THE INPUT ▸
[Start]

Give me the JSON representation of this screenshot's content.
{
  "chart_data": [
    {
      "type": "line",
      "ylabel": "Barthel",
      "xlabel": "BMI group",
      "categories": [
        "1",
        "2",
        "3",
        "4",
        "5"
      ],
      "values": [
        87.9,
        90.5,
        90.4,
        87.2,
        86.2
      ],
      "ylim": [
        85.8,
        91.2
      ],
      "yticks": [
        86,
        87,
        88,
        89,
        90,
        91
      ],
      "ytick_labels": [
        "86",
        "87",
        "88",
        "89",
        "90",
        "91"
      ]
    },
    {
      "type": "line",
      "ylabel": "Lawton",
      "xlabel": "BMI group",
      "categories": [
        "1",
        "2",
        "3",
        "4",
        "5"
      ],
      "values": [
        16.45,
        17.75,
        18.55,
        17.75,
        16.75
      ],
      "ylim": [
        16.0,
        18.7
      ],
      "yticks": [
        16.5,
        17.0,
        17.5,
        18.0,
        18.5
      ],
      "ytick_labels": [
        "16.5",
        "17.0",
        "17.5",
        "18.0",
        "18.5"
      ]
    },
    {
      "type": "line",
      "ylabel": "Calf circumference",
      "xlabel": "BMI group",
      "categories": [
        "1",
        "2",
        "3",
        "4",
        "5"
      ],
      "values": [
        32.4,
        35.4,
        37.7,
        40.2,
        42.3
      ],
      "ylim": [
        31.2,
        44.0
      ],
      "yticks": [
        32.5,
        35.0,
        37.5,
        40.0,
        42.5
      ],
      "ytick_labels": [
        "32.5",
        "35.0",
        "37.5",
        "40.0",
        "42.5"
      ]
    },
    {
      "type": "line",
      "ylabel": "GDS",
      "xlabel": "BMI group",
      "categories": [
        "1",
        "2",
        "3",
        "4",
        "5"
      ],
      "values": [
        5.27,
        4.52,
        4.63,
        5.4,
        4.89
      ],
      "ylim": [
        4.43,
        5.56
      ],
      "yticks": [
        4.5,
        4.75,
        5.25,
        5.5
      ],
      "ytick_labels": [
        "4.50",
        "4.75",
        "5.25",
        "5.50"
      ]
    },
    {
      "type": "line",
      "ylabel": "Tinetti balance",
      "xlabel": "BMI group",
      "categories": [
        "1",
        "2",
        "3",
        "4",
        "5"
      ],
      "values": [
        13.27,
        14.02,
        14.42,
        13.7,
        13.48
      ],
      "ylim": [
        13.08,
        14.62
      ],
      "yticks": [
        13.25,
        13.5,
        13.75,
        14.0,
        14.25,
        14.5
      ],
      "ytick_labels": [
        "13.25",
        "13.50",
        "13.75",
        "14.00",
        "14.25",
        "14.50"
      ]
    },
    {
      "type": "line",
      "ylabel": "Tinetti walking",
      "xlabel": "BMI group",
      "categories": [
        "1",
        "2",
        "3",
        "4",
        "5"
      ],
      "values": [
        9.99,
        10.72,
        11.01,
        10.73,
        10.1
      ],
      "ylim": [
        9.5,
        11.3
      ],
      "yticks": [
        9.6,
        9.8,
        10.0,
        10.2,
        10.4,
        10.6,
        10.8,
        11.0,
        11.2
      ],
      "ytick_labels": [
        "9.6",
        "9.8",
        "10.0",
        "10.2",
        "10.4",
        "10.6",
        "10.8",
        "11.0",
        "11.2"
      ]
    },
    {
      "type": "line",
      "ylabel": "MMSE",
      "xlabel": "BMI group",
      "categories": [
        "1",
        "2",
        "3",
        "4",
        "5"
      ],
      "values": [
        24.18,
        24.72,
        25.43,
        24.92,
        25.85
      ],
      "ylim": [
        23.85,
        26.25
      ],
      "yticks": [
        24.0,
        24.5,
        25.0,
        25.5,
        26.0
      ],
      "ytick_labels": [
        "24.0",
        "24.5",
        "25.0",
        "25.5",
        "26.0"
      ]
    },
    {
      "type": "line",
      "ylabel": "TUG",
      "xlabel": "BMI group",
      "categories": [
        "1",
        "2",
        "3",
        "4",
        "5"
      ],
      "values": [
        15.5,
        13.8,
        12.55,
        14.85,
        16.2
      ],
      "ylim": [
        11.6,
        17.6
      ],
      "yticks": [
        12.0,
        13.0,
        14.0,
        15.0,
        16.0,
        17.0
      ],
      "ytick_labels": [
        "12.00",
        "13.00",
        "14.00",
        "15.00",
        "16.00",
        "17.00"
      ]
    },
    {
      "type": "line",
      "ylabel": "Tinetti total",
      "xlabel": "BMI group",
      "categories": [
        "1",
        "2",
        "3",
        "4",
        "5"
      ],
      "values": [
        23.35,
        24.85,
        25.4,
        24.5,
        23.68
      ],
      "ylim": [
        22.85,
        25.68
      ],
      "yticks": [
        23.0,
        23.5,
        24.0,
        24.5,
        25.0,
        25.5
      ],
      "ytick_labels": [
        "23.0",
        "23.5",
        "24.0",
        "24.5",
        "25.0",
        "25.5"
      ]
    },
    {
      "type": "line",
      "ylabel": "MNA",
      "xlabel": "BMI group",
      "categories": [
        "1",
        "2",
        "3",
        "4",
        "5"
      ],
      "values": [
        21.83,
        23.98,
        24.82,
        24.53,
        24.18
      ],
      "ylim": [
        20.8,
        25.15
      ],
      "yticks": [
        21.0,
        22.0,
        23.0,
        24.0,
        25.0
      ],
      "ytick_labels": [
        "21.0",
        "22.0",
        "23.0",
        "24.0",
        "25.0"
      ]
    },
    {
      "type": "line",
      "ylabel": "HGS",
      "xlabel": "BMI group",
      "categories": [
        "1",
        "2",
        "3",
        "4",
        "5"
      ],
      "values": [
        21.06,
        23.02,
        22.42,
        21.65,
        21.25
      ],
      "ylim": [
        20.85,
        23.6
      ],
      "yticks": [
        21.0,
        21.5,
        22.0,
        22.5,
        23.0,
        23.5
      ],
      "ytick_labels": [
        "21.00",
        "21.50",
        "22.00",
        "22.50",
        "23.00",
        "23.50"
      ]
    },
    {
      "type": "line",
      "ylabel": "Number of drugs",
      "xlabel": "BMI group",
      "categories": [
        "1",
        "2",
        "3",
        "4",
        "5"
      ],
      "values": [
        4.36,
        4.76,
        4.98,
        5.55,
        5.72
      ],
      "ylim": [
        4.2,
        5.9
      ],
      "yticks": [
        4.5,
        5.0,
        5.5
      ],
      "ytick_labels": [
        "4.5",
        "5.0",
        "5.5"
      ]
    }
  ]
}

[End]

EXERCISE BRIEF ▸
Please copy out each record, character for character.

RESULT ▸
Give me the JSON representation of this screenshot's content.
{
  "chart_data": [
    {
      "type": "line",
      "ylabel": "Barthel",
      "xlabel": "BMI group",
      "categories": [
        "1",
        "2",
        "3",
        "4",
        "5"
      ],
      "values": [
        87.9,
        90.5,
        90.4,
        87.2,
        86.2
      ],
      "ylim": [
        85.8,
        91.2
      ],
      "yticks": [
        86,
        87,
        88,
        89,
        90,
        91
      ],
      "ytick_labels": [
        "86",
        "87",
        "88",
        "89",
        "90",
        "91"
      ]
    },
    {
      "type": "line",
      "ylabel": "Lawton",
      "xlabel": "BMI group",
      "categories": [
        "1",
        "2",
        "3",
        "4",
        "5"
      ],
      "values": [
        16.45,
        17.75,
        18.55,
        17.75,
        16.75
      ],
      "ylim": [
        16.0,
        18.7
      ],
      "yticks": [
        16.5,
        17.0,
        17.5,
        18.0,
        18.5
      ],
      "ytick_labels": [
        "16.5",
        "17.0",
        "17.5",
        "18.0",
        "18.5"
      ]
    },
    {
      "type": "line",
      "ylabel": "Calf circumference",
      "xlabel": "BMI group",
      "categories": [
        "1",
        "2",
        "3",
        "4",
        "5"
      ],
      "values": [
        32.4,
        35.4,
        37.7,
        40.2,
        42.3
      ],
      "ylim": [
        31.2,
        44.0
      ],
      "yticks": [
        32.5,
        35.0,
        37.5,
        40.0,
        42.5
      ],
      "ytick_labels": [
        "32.5",
        "35.0",
        "37.5",
        "40.0",
        "42.5"
      ]
    },
    {
      "type": "line",
      "ylabel": "GDS",
      "xlabel": "BMI group",
      "categories": [
        "1",
        "2",
        "3",
        "4",
        "5"
      ],
      "values": [
        5.27,
        4.52,
        4.63,
        5.4,
        4.89
      ],
      "ylim": [
        4.43,
        5.56
      ],
      "yticks": [
        4.5,
        4.75,
        5.25,
        5.5
      ],
      "ytick_labels": [
        "4.50",
        "4.75",
        "5.25",
        "5.50"
      ]
    },
    {
      "type": "line",
      "ylabel": "Tinetti balance",
      "xlabel": "BMI group",
      "categories": [
        "1",
        "2",
        "3",
        "4",
        "5"
      ],
      "values": [
        13.27,
        14.02,
        14.42,
        13.7,
        13.48
      ],
      "ylim": [
        13.08,
        14.62
      ],
      "yticks": [
        13.25,
        13.5,
        13.75,
        14.0,
        14.25,
        14.5
      ],
      "ytick_labels": [
        "13.25",
        "13.50",
        "13.75",
        "14.00",
        "14.25",
        "14.50"
      ]
    },
    {
      "type": "line",
      "ylabel": "Tinetti walking",
      "xlabel": "BMI group",
      "categories": [
        "1",
        "2",
        "3",
        "4",
        "5"
      ],
      "values": [
        9.99,
        10.72,
        11.01,
        10.73,
        10.1
      ],
      "ylim": [
        9.5,
        11.3
      ],
      "yticks": [
        9.6,
        9.8,
        10.0,
        10.2,
        10.4,
        10.6,
        10.8,
        11.0,
        11.2
      ],
      "ytick_labels": [
        "9.6",
        "9.8",
        "10.0",
        "10.2",
        "10.4",
        "10.6",
        "10.8",
        "11.0",
        "11.2"
      ]
    },
    {
      "type": "line",
      "ylabel": "MMSE",
      "xlabel": "BMI group",
      "categories": [
        "1",
        "2",
        "3",
        "4",
        "5"
      ],
      "values": [
        24.18,
        24.72,
        25.43,
        24.92,
        25.85
      ],
      "ylim": [
        23.85,
        26.25
      ],
      "yticks": [
        24.0,
        24.5,
        25.0,
        25.5,
        26.0
      ],
      "ytick_labels": [
        "24.0",
        "24.5",
        "25.0",
        "25.5",
        "26.0"
      ]
    },
    {
      "type": "line",
      "ylabel": "TUG",
      "xlabel": "BMI group",
      "categories": [
        "1",
        "2",
        "3",
        "4",
        "5"
      ],
      "values": [
        15.5,
        13.8,
        12.55,
        14.85,
        16.2
      ],
      "ylim": [
        11.6,
        17.6
      ],
      "yticks": [
        12.0,
        13.0,
        14.0,
        15.0,
        16.0,
        17.0
      ],
      "ytick_labels": [
        "12.00",
        "13.00",
        "14.00",
        "15.00",
        "16.00",
        "17.00"
      ]
    },
    {
      "type": "line",
      "ylabel": "Tinetti total",
      "xlabel": "BMI group",
      "categories": [
        "1",
        "2",
        "3",
        "4",
        "5"
      ],
      "values": [
        23.35,
        24.85,
        25.4,
        24.5,
        23.68
      ],
      "ylim": [
        22.85,
        25.68
      ],
      "yticks": [
        23.0,
        23.5,
        24.0,
        24.5,
        25.0,
        25.5
      ],
      "ytick_labels": [
        "23.0",
        "23.5",
        "24.0",
        "24.5",
        "25.0",
        "25.5"
      ]
    },
    {
      "type": "line",
      "ylabel": "MNA",
      "xlabel": "BMI group",
      "categories": [
        "1",
        "2",
        "3",
        "4",
        "5"
      ],
      "values": [
        21.83,
        23.98,
        24.82,
        24.53,
        24.18
      ],
      "ylim": [
        20.8,
        25.15
      ],
      "yticks": [
        21.0,
        22.0,
        23.0,
        24.0,
        25.0
      ],
      "ytick_labels": [
        "21.0",
        "22.0",
        "23.0",
        "24.0",
        "25.0"
      ]
    },
    {
      "type": "line",
      "ylabel": "HGS",
      "xlabel": "BMI group",
      "categories": [
        "1",
        "2",
        "3",
        "4",
        "5"
      ],
      "values": [
        21.06,
        23.02,
        22.42,
        21.65,
        21.25
      ],
      "ylim": [
        20.85,
        23.6
      ],
      "yticks": [
        21.0,
        21.5,
        22.0,
        22.5,
        23.0,
        23.5
      ],
      "ytick_labels": [
        "21.00",
        "21.50",
        "22.00",
        "22.50",
        "23.00",
        "23.50"
      ]
    },
    {
      "type": "line",
      "ylabel": "Number of drugs",
      "xlabel": "BMI group",
      "categories": [
        "1",
        "2",
        "3",
        "4",
        "5"
      ],
      "values": [
        4.36,
        4.76,
        4.98,
        5.55,
        5.72
      ],
      "ylim": [
        4.2,
        5.9
      ],
      "yticks": [
        4.5,
        5.0,
        5.5
      ],
      "ytick_labels": [
        "4.5",
        "5.0",
        "5.5"
      ]
    }
  ]
}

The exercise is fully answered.